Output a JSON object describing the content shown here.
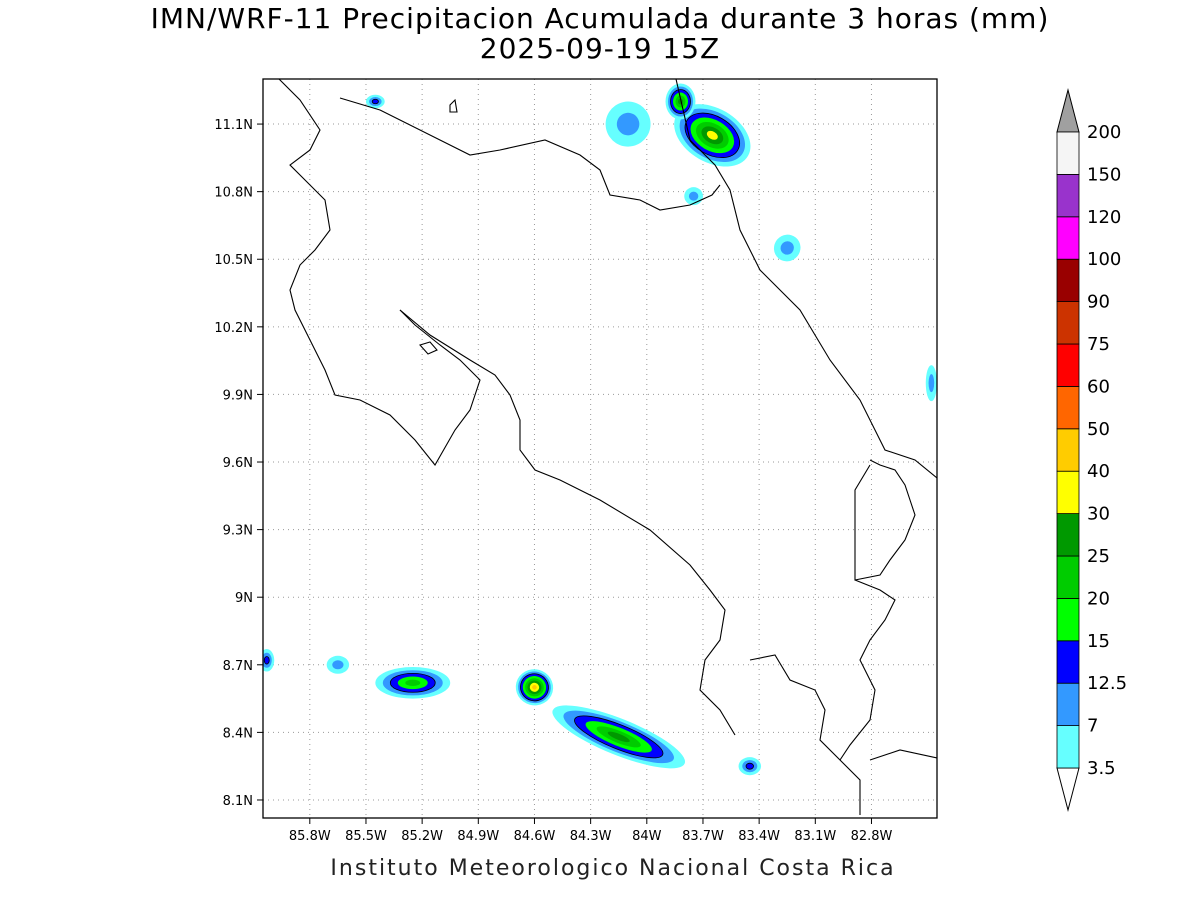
{
  "title_line1": "IMN/WRF-11 Precipitacion Acumulada durante 3 horas (mm)",
  "title_line2": "2025-09-19 15Z",
  "footer": "Instituto Meteorologico Nacional Costa Rica",
  "map": {
    "lon_range": [
      -86.05,
      -82.45
    ],
    "lat_range": [
      8.02,
      11.3
    ],
    "lat_ticks": [
      {
        "value": 11.1,
        "label": "11.1N"
      },
      {
        "value": 10.8,
        "label": "10.8N"
      },
      {
        "value": 10.5,
        "label": "10.5N"
      },
      {
        "value": 10.2,
        "label": "10.2N"
      },
      {
        "value": 9.9,
        "label": "9.9N"
      },
      {
        "value": 9.6,
        "label": "9.6N"
      },
      {
        "value": 9.3,
        "label": "9.3N"
      },
      {
        "value": 9.0,
        "label": "9N"
      },
      {
        "value": 8.7,
        "label": "8.7N"
      },
      {
        "value": 8.4,
        "label": "8.4N"
      },
      {
        "value": 8.1,
        "label": "8.1N"
      }
    ],
    "lon_ticks": [
      {
        "value": -85.8,
        "label": "85.8W"
      },
      {
        "value": -85.5,
        "label": "85.5W"
      },
      {
        "value": -85.2,
        "label": "85.2W"
      },
      {
        "value": -84.9,
        "label": "84.9W"
      },
      {
        "value": -84.6,
        "label": "84.6W"
      },
      {
        "value": -84.3,
        "label": "84.3W"
      },
      {
        "value": -84.0,
        "label": "84W"
      },
      {
        "value": -83.7,
        "label": "83.7W"
      },
      {
        "value": -83.4,
        "label": "83.4W"
      },
      {
        "value": -83.1,
        "label": "83.1W"
      },
      {
        "value": -82.8,
        "label": "82.8W"
      }
    ],
    "grid": true
  },
  "colorbar": {
    "levels": [
      "3.5",
      "7",
      "12.5",
      "15",
      "20",
      "25",
      "30",
      "40",
      "50",
      "60",
      "75",
      "90",
      "100",
      "120",
      "150",
      "200"
    ],
    "colors": [
      "#66ffff",
      "#3399ff",
      "#0000ff",
      "#00ff00",
      "#00cc00",
      "#009900",
      "#ffff00",
      "#ffcc00",
      "#ff6600",
      "#ff0000",
      "#cc3300",
      "#990000",
      "#ff00ff",
      "#9933cc",
      "#f5f5f5"
    ],
    "upper_arrow_color": "#a0a0a0",
    "lower_arrow_color": "#ffffff"
  },
  "precip_cells": [
    {
      "lon": -83.65,
      "lat": 11.05,
      "rx": 0.22,
      "ry": 0.12,
      "rot": 30,
      "max_level": 7
    },
    {
      "lon": -83.82,
      "lat": 11.2,
      "rx": 0.08,
      "ry": 0.08,
      "rot": 0,
      "max_level": 6
    },
    {
      "lon": -84.1,
      "lat": 11.1,
      "rx": 0.12,
      "ry": 0.1,
      "rot": 10,
      "max_level": 2
    },
    {
      "lon": -83.75,
      "lat": 10.78,
      "rx": 0.05,
      "ry": 0.04,
      "rot": 0,
      "max_level": 2
    },
    {
      "lon": -83.25,
      "lat": 10.55,
      "rx": 0.07,
      "ry": 0.06,
      "rot": 40,
      "max_level": 2
    },
    {
      "lon": -85.45,
      "lat": 11.2,
      "rx": 0.05,
      "ry": 0.03,
      "rot": 0,
      "max_level": 3
    },
    {
      "lon": -85.25,
      "lat": 8.62,
      "rx": 0.2,
      "ry": 0.07,
      "rot": 0,
      "max_level": 5
    },
    {
      "lon": -84.6,
      "lat": 8.6,
      "rx": 0.1,
      "ry": 0.08,
      "rot": 15,
      "max_level": 8
    },
    {
      "lon": -84.15,
      "lat": 8.38,
      "rx": 0.38,
      "ry": 0.08,
      "rot": 22,
      "max_level": 6
    },
    {
      "lon": -83.45,
      "lat": 8.25,
      "rx": 0.06,
      "ry": 0.04,
      "rot": 0,
      "max_level": 3
    },
    {
      "lon": -86.03,
      "lat": 8.72,
      "rx": 0.04,
      "ry": 0.05,
      "rot": 0,
      "max_level": 3
    },
    {
      "lon": -85.65,
      "lat": 8.7,
      "rx": 0.06,
      "ry": 0.04,
      "rot": 0,
      "max_level": 2
    },
    {
      "lon": -82.48,
      "lat": 9.95,
      "rx": 0.03,
      "ry": 0.08,
      "rot": 0,
      "max_level": 2
    }
  ]
}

· · · · ·

• **DO THIS**: Strip out the pictures and quote the remaining data word for word.

• **THE RESPONSE**:
Output a JSON object describing the content shown here.
{
  "title_line1": "IMN/WRF-11 Precipitacion Acumulada durante 3 horas (mm)",
  "title_line2": "2025-09-19 15Z",
  "footer": "Instituto Meteorologico Nacional Costa Rica",
  "map": {
    "lon_range": [
      -86.05,
      -82.45
    ],
    "lat_range": [
      8.02,
      11.3
    ],
    "lat_ticks": [
      {
        "value": 11.1,
        "label": "11.1N"
      },
      {
        "value": 10.8,
        "label": "10.8N"
      },
      {
        "value": 10.5,
        "label": "10.5N"
      },
      {
        "value": 10.2,
        "label": "10.2N"
      },
      {
        "value": 9.9,
        "label": "9.9N"
      },
      {
        "value": 9.6,
        "label": "9.6N"
      },
      {
        "value": 9.3,
        "label": "9.3N"
      },
      {
        "value": 9.0,
        "label": "9N"
      },
      {
        "value": 8.7,
        "label": "8.7N"
      },
      {
        "value": 8.4,
        "label": "8.4N"
      },
      {
        "value": 8.1,
        "label": "8.1N"
      }
    ],
    "lon_ticks": [
      {
        "value": -85.8,
        "label": "85.8W"
      },
      {
        "value": -85.5,
        "label": "85.5W"
      },
      {
        "value": -85.2,
        "label": "85.2W"
      },
      {
        "value": -84.9,
        "label": "84.9W"
      },
      {
        "value": -84.6,
        "label": "84.6W"
      },
      {
        "value": -84.3,
        "label": "84.3W"
      },
      {
        "value": -84.0,
        "label": "84W"
      },
      {
        "value": -83.7,
        "label": "83.7W"
      },
      {
        "value": -83.4,
        "label": "83.4W"
      },
      {
        "value": -83.1,
        "label": "83.1W"
      },
      {
        "value": -82.8,
        "label": "82.8W"
      }
    ],
    "grid": true
  },
  "colorbar": {
    "levels": [
      "3.5",
      "7",
      "12.5",
      "15",
      "20",
      "25",
      "30",
      "40",
      "50",
      "60",
      "75",
      "90",
      "100",
      "120",
      "150",
      "200"
    ],
    "colors": [
      "#66ffff",
      "#3399ff",
      "#0000ff",
      "#00ff00",
      "#00cc00",
      "#009900",
      "#ffff00",
      "#ffcc00",
      "#ff6600",
      "#ff0000",
      "#cc3300",
      "#990000",
      "#ff00ff",
      "#9933cc",
      "#f5f5f5"
    ],
    "upper_arrow_color": "#a0a0a0",
    "lower_arrow_color": "#ffffff"
  },
  "precip_cells": [
    {
      "lon": -83.65,
      "lat": 11.05,
      "rx": 0.22,
      "ry": 0.12,
      "rot": 30,
      "max_level": 7
    },
    {
      "lon": -83.82,
      "lat": 11.2,
      "rx": 0.08,
      "ry": 0.08,
      "rot": 0,
      "max_level": 6
    },
    {
      "lon": -84.1,
      "lat": 11.1,
      "rx": 0.12,
      "ry": 0.1,
      "rot": 10,
      "max_level": 2
    },
    {
      "lon": -83.75,
      "lat": 10.78,
      "rx": 0.05,
      "ry": 0.04,
      "rot": 0,
      "max_level": 2
    },
    {
      "lon": -83.25,
      "lat": 10.55,
      "rx": 0.07,
      "ry": 0.06,
      "rot": 40,
      "max_level": 2
    },
    {
      "lon": -85.45,
      "lat": 11.2,
      "rx": 0.05,
      "ry": 0.03,
      "rot": 0,
      "max_level": 3
    },
    {
      "lon": -85.25,
      "lat": 8.62,
      "rx": 0.2,
      "ry": 0.07,
      "rot": 0,
      "max_level": 5
    },
    {
      "lon": -84.6,
      "lat": 8.6,
      "rx": 0.1,
      "ry": 0.08,
      "rot": 15,
      "max_level": 8
    },
    {
      "lon": -84.15,
      "lat": 8.38,
      "rx": 0.38,
      "ry": 0.08,
      "rot": 22,
      "max_level": 6
    },
    {
      "lon": -83.45,
      "lat": 8.25,
      "rx": 0.06,
      "ry": 0.04,
      "rot": 0,
      "max_level": 3
    },
    {
      "lon": -86.03,
      "lat": 8.72,
      "rx": 0.04,
      "ry": 0.05,
      "rot": 0,
      "max_level": 3
    },
    {
      "lon": -85.65,
      "lat": 8.7,
      "rx": 0.06,
      "ry": 0.04,
      "rot": 0,
      "max_level": 2
    },
    {
      "lon": -82.48,
      "lat": 9.95,
      "rx": 0.03,
      "ry": 0.08,
      "rot": 0,
      "max_level": 2
    }
  ]
}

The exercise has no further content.